##### Supplied records
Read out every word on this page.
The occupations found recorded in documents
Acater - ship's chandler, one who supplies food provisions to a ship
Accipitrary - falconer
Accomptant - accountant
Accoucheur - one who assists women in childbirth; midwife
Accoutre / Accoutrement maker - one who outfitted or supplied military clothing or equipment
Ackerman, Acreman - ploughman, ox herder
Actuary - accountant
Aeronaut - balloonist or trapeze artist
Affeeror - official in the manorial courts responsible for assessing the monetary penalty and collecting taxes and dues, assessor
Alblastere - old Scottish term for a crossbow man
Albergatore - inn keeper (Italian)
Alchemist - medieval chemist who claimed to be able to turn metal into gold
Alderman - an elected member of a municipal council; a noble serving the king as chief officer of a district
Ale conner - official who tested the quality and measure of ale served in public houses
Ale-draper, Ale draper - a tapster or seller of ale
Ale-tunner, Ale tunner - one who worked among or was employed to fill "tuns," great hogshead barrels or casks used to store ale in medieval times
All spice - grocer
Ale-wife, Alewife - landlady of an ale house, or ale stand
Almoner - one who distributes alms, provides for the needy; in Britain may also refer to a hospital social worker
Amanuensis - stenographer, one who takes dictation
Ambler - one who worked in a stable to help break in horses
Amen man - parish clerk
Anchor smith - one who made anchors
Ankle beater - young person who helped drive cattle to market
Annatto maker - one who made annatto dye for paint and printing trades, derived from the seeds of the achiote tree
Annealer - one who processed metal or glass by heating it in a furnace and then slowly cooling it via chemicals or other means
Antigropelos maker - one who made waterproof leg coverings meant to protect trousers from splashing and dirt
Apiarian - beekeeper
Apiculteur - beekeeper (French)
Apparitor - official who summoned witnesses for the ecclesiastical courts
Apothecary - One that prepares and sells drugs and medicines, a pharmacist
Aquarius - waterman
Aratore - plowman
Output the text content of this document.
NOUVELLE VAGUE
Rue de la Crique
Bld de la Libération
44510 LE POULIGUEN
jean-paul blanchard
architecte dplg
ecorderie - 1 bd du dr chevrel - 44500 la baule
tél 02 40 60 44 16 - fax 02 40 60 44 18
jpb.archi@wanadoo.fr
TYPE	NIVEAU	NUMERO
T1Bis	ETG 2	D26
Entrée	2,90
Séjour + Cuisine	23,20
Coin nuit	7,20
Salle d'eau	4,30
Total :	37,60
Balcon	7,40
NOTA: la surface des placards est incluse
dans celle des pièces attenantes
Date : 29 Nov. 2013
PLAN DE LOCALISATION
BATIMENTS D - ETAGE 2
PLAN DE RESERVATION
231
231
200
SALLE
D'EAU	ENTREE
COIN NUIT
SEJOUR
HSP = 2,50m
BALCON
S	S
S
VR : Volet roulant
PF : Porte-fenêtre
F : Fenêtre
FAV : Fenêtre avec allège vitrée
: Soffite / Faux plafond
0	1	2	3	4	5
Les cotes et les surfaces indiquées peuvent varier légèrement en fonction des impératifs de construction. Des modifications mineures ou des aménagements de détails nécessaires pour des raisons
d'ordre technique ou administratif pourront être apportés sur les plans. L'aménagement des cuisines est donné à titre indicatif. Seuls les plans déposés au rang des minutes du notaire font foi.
##########
Copy out the material word for word and line for line.

Read out every word on this page.
The occupations found recorded in documents
Acater - ship's chandler, one who supplies food provisions to a ship
Accipitrary - falconer
Accomptant - accountant
Accoucheur - one who assists women in childbirth; midwife
Accoutre / Accoutrement maker - one who outfitted or supplied military clothing or equipment
Ackerman, Acreman - ploughman, ox herder
Actuary - accountant
Aeronaut - balloonist or trapeze artist
Affeeror - official in the manorial courts responsible for assessing the monetary penalty and collecting taxes and dues, assessor
Alblastere - old Scottish term for a crossbow man
Albergatore - inn keeper (Italian)
Alchemist - medieval chemist who claimed to be able to turn metal into gold
Alderman - an elected member of a municipal council; a noble serving the king as chief officer of a district
Ale conner - official who tested the quality and measure of ale served in public houses
Ale-draper, Ale draper - a tapster or seller of ale
Ale-tunner, Ale tunner - one who worked among or was employed to fill "tuns," great hogshead barrels or casks used to store ale in medieval times
All spice - grocer
Ale-wife, Alewife - landlady of an ale house, or ale stand
Almoner - one who distributes alms, provides for the needy; in Britain may also refer to a hospital social worker
Amanuensis - stenographer, one who takes dictation
Ambler - one who worked in a stable to help break in horses
Amen man - parish clerk
Anchor smith - one who made anchors
Ankle beater - young person who helped drive cattle to market
Annatto maker - one who made annatto dye for paint and printing trades, derived from the seeds of the achiote tree
Annealer - one who processed metal or glass by heating it in a furnace and then slowly cooling it via chemicals or other means
Antigropelos maker - one who made waterproof leg coverings meant to protect trousers from splashing and dirt
Apiarian - beekeeper
Apiculteur - beekeeper (French)
Apparitor - official who summoned witnesses for the ecclesiastical courts
Apothecary - One that prepares and sells drugs and medicines, a pharmacist
Aquarius - waterman
Aratore - plowman
Output the text content of this document.
NOUVELLE VAGUE
Rue de la Crique
Bld de la Libération
44510 LE POULIGUEN
jean-paul blanchard
architecte dplg
ecorderie - 1 bd du dr chevrel - 44500 la baule
tél 02 40 60 44 16 - fax 02 40 60 44 18
jpb.archi@wanadoo.fr
TYPE	NIVEAU	NUMERO
T1Bis	ETG 2	D26
Entrée	2,90
Séjour + Cuisine	23,20
Coin nuit	7,20
Salle d'eau	4,30
Total :	37,60
Balcon	7,40
NOTA: la surface des placards est incluse
dans celle des pièces attenantes
Date : 29 Nov. 2013
PLAN DE LOCALISATION
BATIMENTS D - ETAGE 2
PLAN DE RESERVATION
231
231
200
SALLE
D'EAU	ENTREE
COIN NUIT
SEJOUR
HSP = 2,50m
BALCON
S	S
S
VR : Volet roulant
PF : Porte-fenêtre
F : Fenêtre
FAV : Fenêtre avec allège vitrée
: Soffite / Faux plafond
0	1	2	3	4	5
Les cotes et les surfaces indiquées peuvent varier légèrement en fonction des impératifs de construction. Des modifications mineures ou des aménagements de détails nécessaires pour des raisons
d'ordre technique ou administratif pourront être apportés sur les plans. L'aménagement des cuisines est donné à titre indicatif. Seuls les plans déposés au rang des minutes du notaire font foi.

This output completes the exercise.